The exercise:
Write out all of the entries that follow, word for word, but skip the pictures.

Entries shown:
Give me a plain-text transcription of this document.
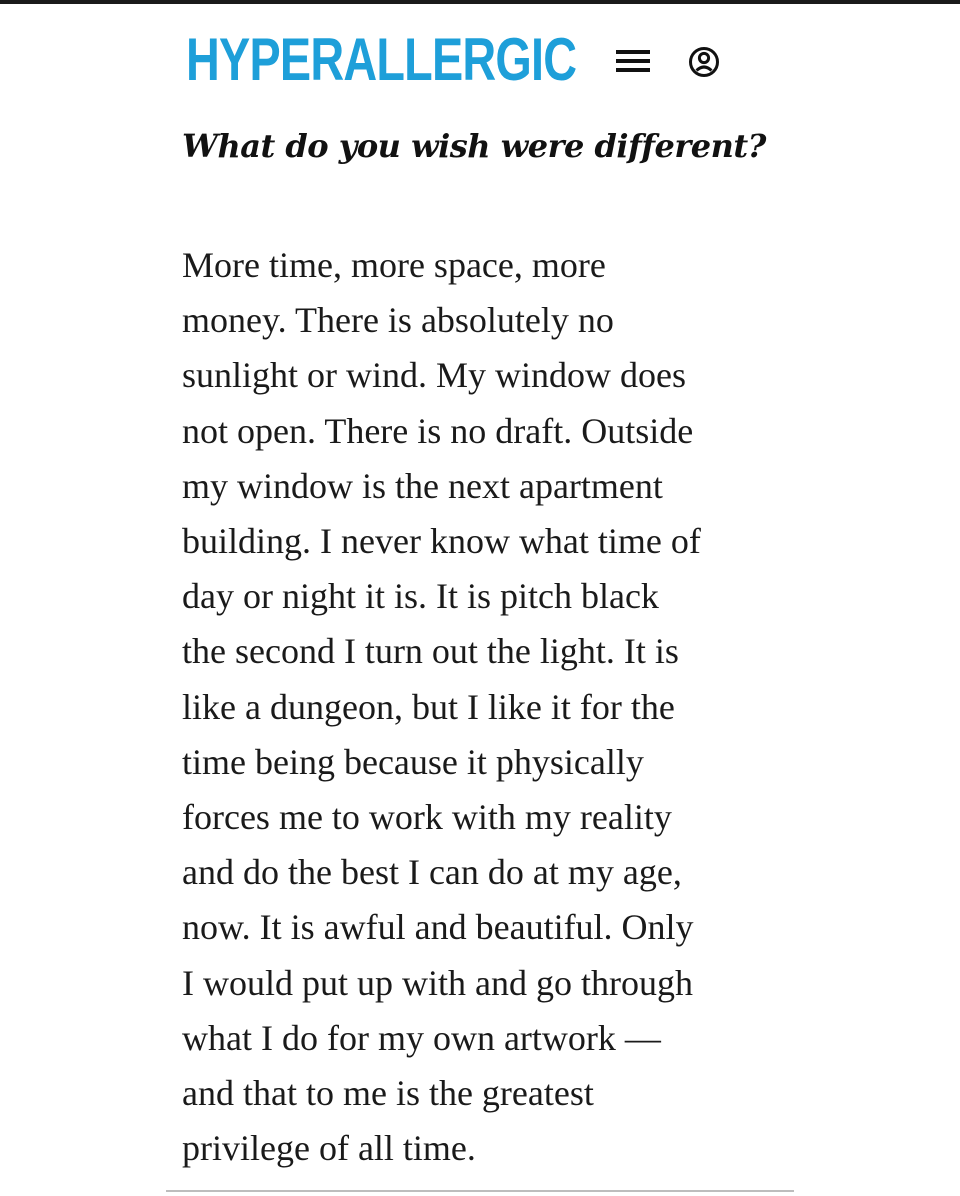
HYPERALLERGIC
What do you wish were different?
More time, more space, more
money. There is absolutely no
sunlight or wind. My window does
not open. There is no draft. Outside
my window is the next apartment
building. I never know what time of
day or night it is. It is pitch black
the second I turn out the light. It is
like a dungeon, but I like it for the
time being because it physically
forces me to work with my reality
and do the best I can do at my age,
now. It is awful and beautiful. Only
I would put up with and go through
what I do for my own artwork —
and that to me is the greatest
privilege of all time.
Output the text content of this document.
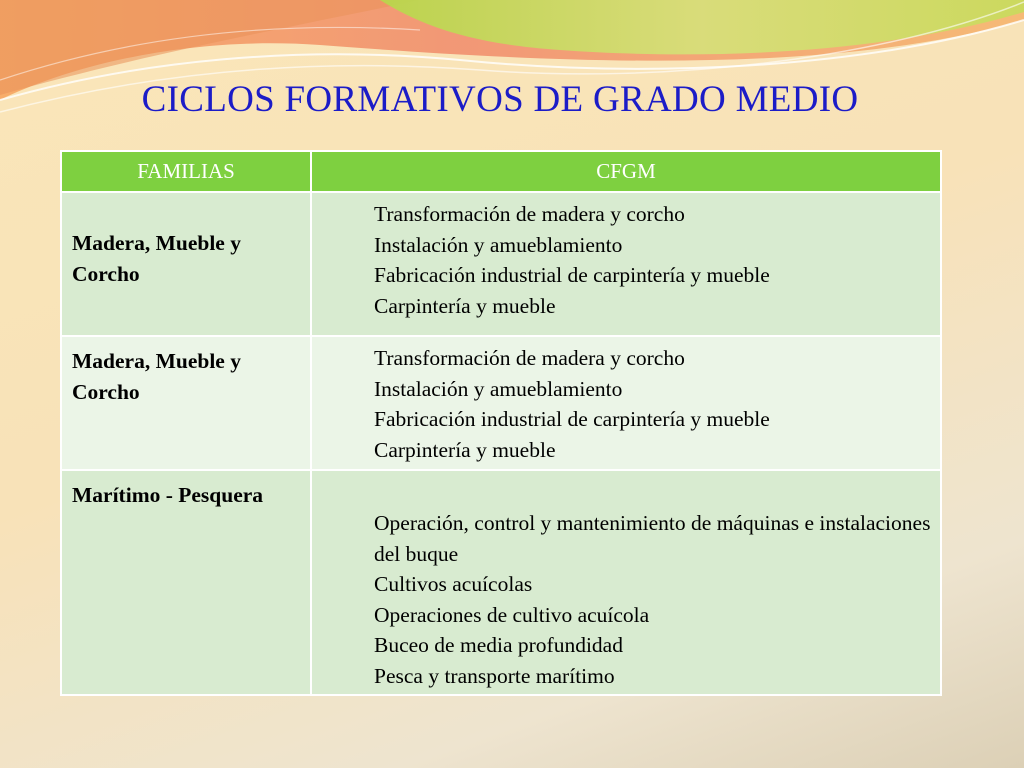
CICLOS FORMATIVOS DE GRADO MEDIO
FAMILIAS	CFGM
Madera, Mueble y Corcho	Transformación de madera y corcho
Instalación y amueblamiento
Fabricación industrial de carpintería y mueble
Carpintería y mueble

Madera, Mueble y Corcho	Transformación de madera y corcho
Instalación y amueblamiento
Fabricación industrial de carpintería y mueble
Carpintería y mueble

Marítimo - Pesquera	Operación, control y mantenimiento de máquinas e instalaciones del buque
Cultivos acuícolas
Operaciones de cultivo acuícola
Buceo de media profundidad
Pesca y transporte marítimo
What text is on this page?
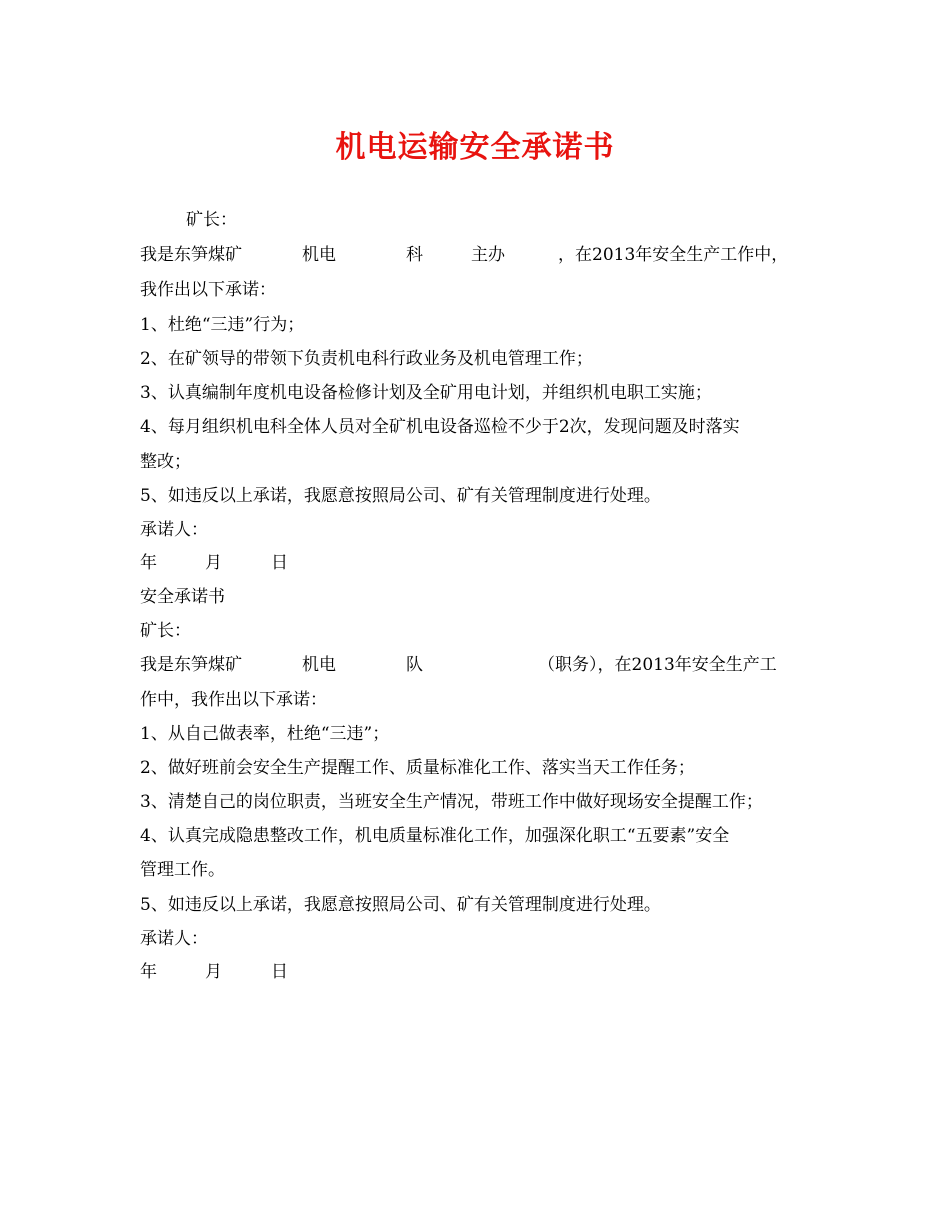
机电运输安全承诺书
矿长：
我是东笋煤矿	机电	科	主办	，在2013年安全生产工作中，
我作出以下承诺：
1、杜绝“三违”行为；
2、在矿领导的带领下负责机电科行政业务及机电管理工作；
3、认真编制年度机电设备检修计划及全矿用电计划，并组织机电职工实施；
4、每月组织机电科全体人员对全矿机电设备巡检不少于2次，发现问题及时落实
整改；
5、如违反以上承诺，我愿意按照局公司、矿有关管理制度进行处理。
承诺人：
年	月	日
安全承诺书
矿长：
我是东笋煤矿	机电	队	（职务），在2013年安全生产工
作中，我作出以下承诺：
1、从自己做表率，杜绝“三违”；
2、做好班前会安全生产提醒工作、质量标准化工作、落实当天工作任务；
3、清楚自己的岗位职责，当班安全生产情况，带班工作中做好现场安全提醒工作；
4、认真完成隐患整改工作，机电质量标准化工作，加强深化职工“五要素”安全
管理工作。
5、如违反以上承诺，我愿意按照局公司、矿有关管理制度进行处理。
承诺人：
年	月	日
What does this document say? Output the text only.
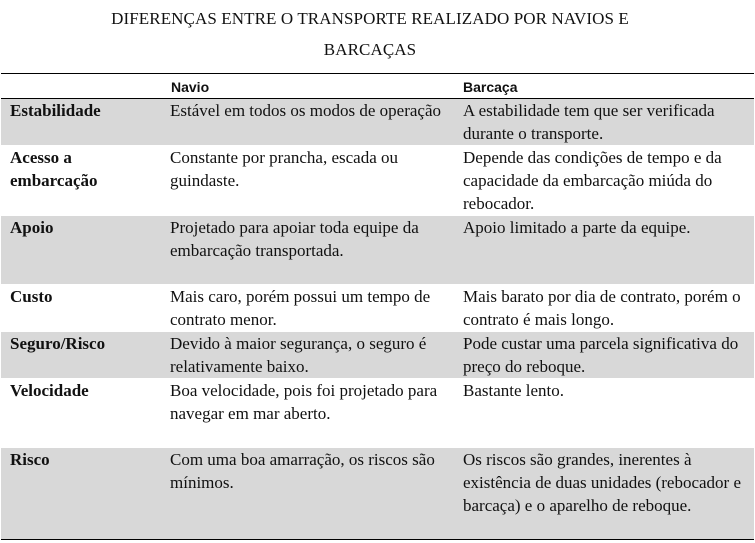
DIFERENÇAS ENTRE O TRANSPORTE REALIZADO POR NAVIOS E
BARCAÇAS
	Navio	Barcaça
Estabilidade	Estável em todos os modos de operação	A estabilidade tem que ser verificada durante o transporte.
Acesso a embarcação	Constante por prancha, escada ou guindaste.	Depende das condições de tempo e da capacidade da embarcação miúda do rebocador.
Apoio	Projetado para apoiar toda equipe da embarcação transportada.	Apoio limitado a parte da equipe.
Custo	Mais caro, porém possui um tempo de contrato menor.	Mais barato por dia de contrato, porém o contrato é mais longo.
Seguro/Risco	Devido à maior segurança, o seguro é relativamente baixo.	Pode custar uma parcela significativa do preço do reboque.
Velocidade	Boa velocidade, pois foi projetado para navegar em mar aberto.	Bastante lento.
Risco	Com uma boa amarração, os riscos são mínimos.	Os riscos são grandes, inerentes à existência de duas unidades (rebocador e barcaça) e o aparelho de reboque.
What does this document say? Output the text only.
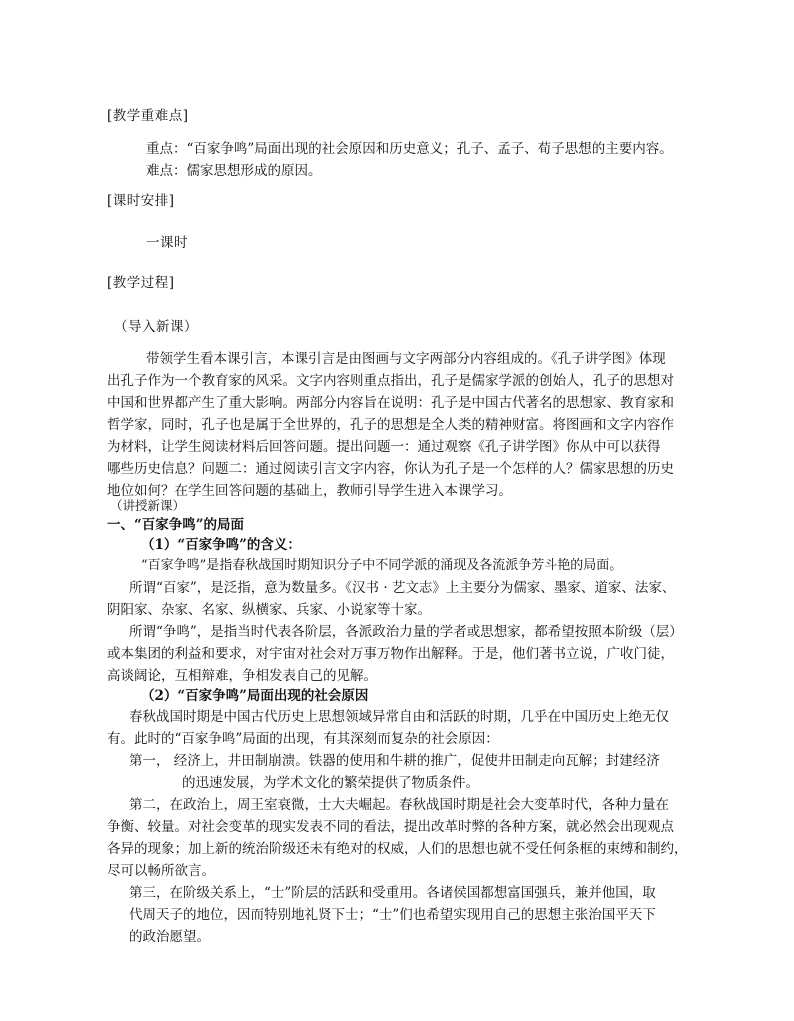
[教学重难点]
重点：“百家争鸣”局面出现的社会原因和历史意义；孔子、孟子、荀子思想的主要内容。
难点：儒家思想形成的原因。
[课时安排]
一课时
[教学过程]
（导入新课）
带领学生看本课引言，本课引言是由图画与文字两部分内容组成的。《孔子讲学图》体现
出孔子作为一个教育家的风采。文字内容则重点指出，孔子是儒家学派的创始人，孔子的思想对
中国和世界都产生了重大影响。两部分内容旨在说明：孔子是中国古代著名的思想家、教育家和
哲学家，同时，孔子也是属于全世界的，孔子的思想是全人类的精神财富。将图画和文字内容作
为材料，让学生阅读材料后回答问题。提出问题一：通过观察《孔子讲学图》你从中可以获得
哪些历史信息？问题二：通过阅读引言文字内容，你认为孔子是一个怎样的人？儒家思想的历史
地位如何？在学生回答问题的基础上，教师引导学生进入本课学习。
（讲授新课）
一、“百家争鸣”的局面
（1）“百家争鸣”的含义：
“百家争鸣”是指春秋战国时期知识分子中不同学派的涌现及各流派争芳斗艳的局面。
所谓“百家”，是泛指，意为数量多。《汉书 · 艺文志》上主要分为儒家、墨家、道家、法家、
阴阳家、杂家、名家、纵横家、兵家、小说家等十家。
所谓“争鸣”，是指当时代表各阶层，各派政治力量的学者或思想家，都希望按照本阶级（层）
或本集团的利益和要求，对宇宙对社会对万事万物作出解释。于是，他们著书立说，广收门徒，
高谈阔论，互相辩难，争相发表自己的见解。
（2）“百家争鸣”局面出现的社会原因
春秋战国时期是中国古代历史上思想领域异常自由和活跃的时期，几乎在中国历史上绝无仅
有。此时的“百家争鸣”局面的出现，有其深刻而复杂的社会原因：
第一， 经济上，井田制崩溃。铁器的使用和牛耕的推广，促使井田制走向瓦解；封建经济
的迅速发展，为学术文化的繁荣提供了物质条件。
第二，在政治上，周王室衰微，士大夫崛起。春秋战国时期是社会大变革时代，各种力量在
争衡、较量。对社会变革的现实发表不同的看法，提出改革时弊的各种方案，就必然会出现观点
各异的现象；加上新的统治阶级还未有绝对的权威，人们的思想也就不受任何条框的束缚和制约，
尽可以畅所欲言。
第三，在阶级关系上，“士”阶层的活跃和受重用。各诸侯国都想富国强兵，兼并他国，取
代周天子的地位，因而特别地礼贤下士；“士”们也希望实现用自己的思想主张治国平天下
的政治愿望。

Finished exercise:
Give me a plain-text transcription of this document.
HYPERALLERGIC
What do you wish were different?
More time, more space, more
money. There is absolutely no
sunlight or wind. My window does
not open. There is no draft. Outside
my window is the next apartment
building. I never know what time of
day or night it is. It is pitch black
the second I turn out the light. It is
like a dungeon, but I like it for the
time being because it physically
forces me to work with my reality
and do the best I can do at my age,
now. It is awful and beautiful. Only
I would put up with and go through
what I do for my own artwork —
and that to me is the greatest
privilege of all time.
Output the text content of this document.
CICLOS FORMATIVOS DE GRADO MEDIO
FAMILIAS	CFGM
Madera, Mueble y Corcho	Transformación de madera y corcho
Instalación y amueblamiento
Fabricación industrial de carpintería y mueble
Carpintería y mueble

Madera, Mueble y Corcho	Transformación de madera y corcho
Instalación y amueblamiento
Fabricación industrial de carpintería y mueble
Carpintería y mueble

Marítimo - Pesquera	Operación, control y mantenimiento de máquinas e instalaciones del buque
Cultivos acuícolas
Operaciones de cultivo acuícola
Buceo de media profundidad
Pesca y transporte marítimo
What text is on this page?
机电运输安全承诺书
矿长：
我是东笋煤矿	机电	科	主办	，在2013年安全生产工作中，
我作出以下承诺：
1、杜绝“三违”行为；
2、在矿领导的带领下负责机电科行政业务及机电管理工作；
3、认真编制年度机电设备检修计划及全矿用电计划，并组织机电职工实施；
4、每月组织机电科全体人员对全矿机电设备巡检不少于2次，发现问题及时落实
整改；
5、如违反以上承诺，我愿意按照局公司、矿有关管理制度进行处理。
承诺人：
年	月	日
安全承诺书
矿长：
我是东笋煤矿	机电	队	（职务），在2013年安全生产工
作中，我作出以下承诺：
1、从自己做表率，杜绝“三违”；
2、做好班前会安全生产提醒工作、质量标准化工作、落实当天工作任务；
3、清楚自己的岗位职责，当班安全生产情况，带班工作中做好现场安全提醒工作；
4、认真完成隐患整改工作，机电质量标准化工作，加强深化职工“五要素”安全
管理工作。
5、如违反以上承诺，我愿意按照局公司、矿有关管理制度进行处理。
承诺人：
年	月	日
What does this document say? Output the text only.
DIFERENÇAS ENTRE O TRANSPORTE REALIZADO POR NAVIOS E
BARCAÇAS
	Navio	Barcaça
Estabilidade	Estável em todos os modos de operação	A estabilidade tem que ser verificada durante o transporte.
Acesso a embarcação	Constante por prancha, escada ou guindaste.	Depende das condições de tempo e da capacidade da embarcação miúda do rebocador.
Apoio	Projetado para apoiar toda equipe da embarcação transportada.	Apoio limitado a parte da equipe.
Custo	Mais caro, porém possui um tempo de contrato menor.	Mais barato por dia de contrato, porém o contrato é mais longo.
Seguro/Risco	Devido à maior segurança, o seguro é relativamente baixo.	Pode custar uma parcela significativa do preço do reboque.
Velocidade	Boa velocidade, pois foi projetado para navegar em mar aberto.	Bastante lento.
Risco	Com uma boa amarração, os riscos são mínimos.	Os riscos são grandes, inerentes à existência de duas unidades (rebocador e barcaça) e o aparelho de reboque.
What does this document say? Output the text only.
[教学重难点]
重点：“百家争鸣”局面出现的社会原因和历史意义；孔子、孟子、荀子思想的主要内容。
难点：儒家思想形成的原因。
[课时安排]
一课时
[教学过程]
（导入新课）
带领学生看本课引言，本课引言是由图画与文字两部分内容组成的。《孔子讲学图》体现
出孔子作为一个教育家的风采。文字内容则重点指出，孔子是儒家学派的创始人，孔子的思想对
中国和世界都产生了重大影响。两部分内容旨在说明：孔子是中国古代著名的思想家、教育家和
哲学家，同时，孔子也是属于全世界的，孔子的思想是全人类的精神财富。将图画和文字内容作
为材料，让学生阅读材料后回答问题。提出问题一：通过观察《孔子讲学图》你从中可以获得
哪些历史信息？问题二：通过阅读引言文字内容，你认为孔子是一个怎样的人？儒家思想的历史
地位如何？在学生回答问题的基础上，教师引导学生进入本课学习。
（讲授新课）
一、“百家争鸣”的局面
（1）“百家争鸣”的含义：
“百家争鸣”是指春秋战国时期知识分子中不同学派的涌现及各流派争芳斗艳的局面。
所谓“百家”，是泛指，意为数量多。《汉书 · 艺文志》上主要分为儒家、墨家、道家、法家、
阴阳家、杂家、名家、纵横家、兵家、小说家等十家。
所谓“争鸣”，是指当时代表各阶层，各派政治力量的学者或思想家，都希望按照本阶级（层）
或本集团的利益和要求，对宇宙对社会对万事万物作出解释。于是，他们著书立说，广收门徒，
高谈阔论，互相辩难，争相发表自己的见解。
（2）“百家争鸣”局面出现的社会原因
春秋战国时期是中国古代历史上思想领域异常自由和活跃的时期，几乎在中国历史上绝无仅
有。此时的“百家争鸣”局面的出现，有其深刻而复杂的社会原因：
第一， 经济上，井田制崩溃。铁器的使用和牛耕的推广，促使井田制走向瓦解；封建经济
的迅速发展，为学术文化的繁荣提供了物质条件。
第二，在政治上，周王室衰微，士大夫崛起。春秋战国时期是社会大变革时代，各种力量在
争衡、较量。对社会变革的现实发表不同的看法，提出改革时弊的各种方案，就必然会出现观点
各异的现象；加上新的统治阶级还未有绝对的权威，人们的思想也就不受任何条框的束缚和制约，
尽可以畅所欲言。
第三，在阶级关系上，“士”阶层的活跃和受重用。各诸侯国都想富国强兵，兼并他国，取
代周天子的地位，因而特别地礼贤下士；“士”们也希望实现用自己的思想主张治国平天下
的政治愿望。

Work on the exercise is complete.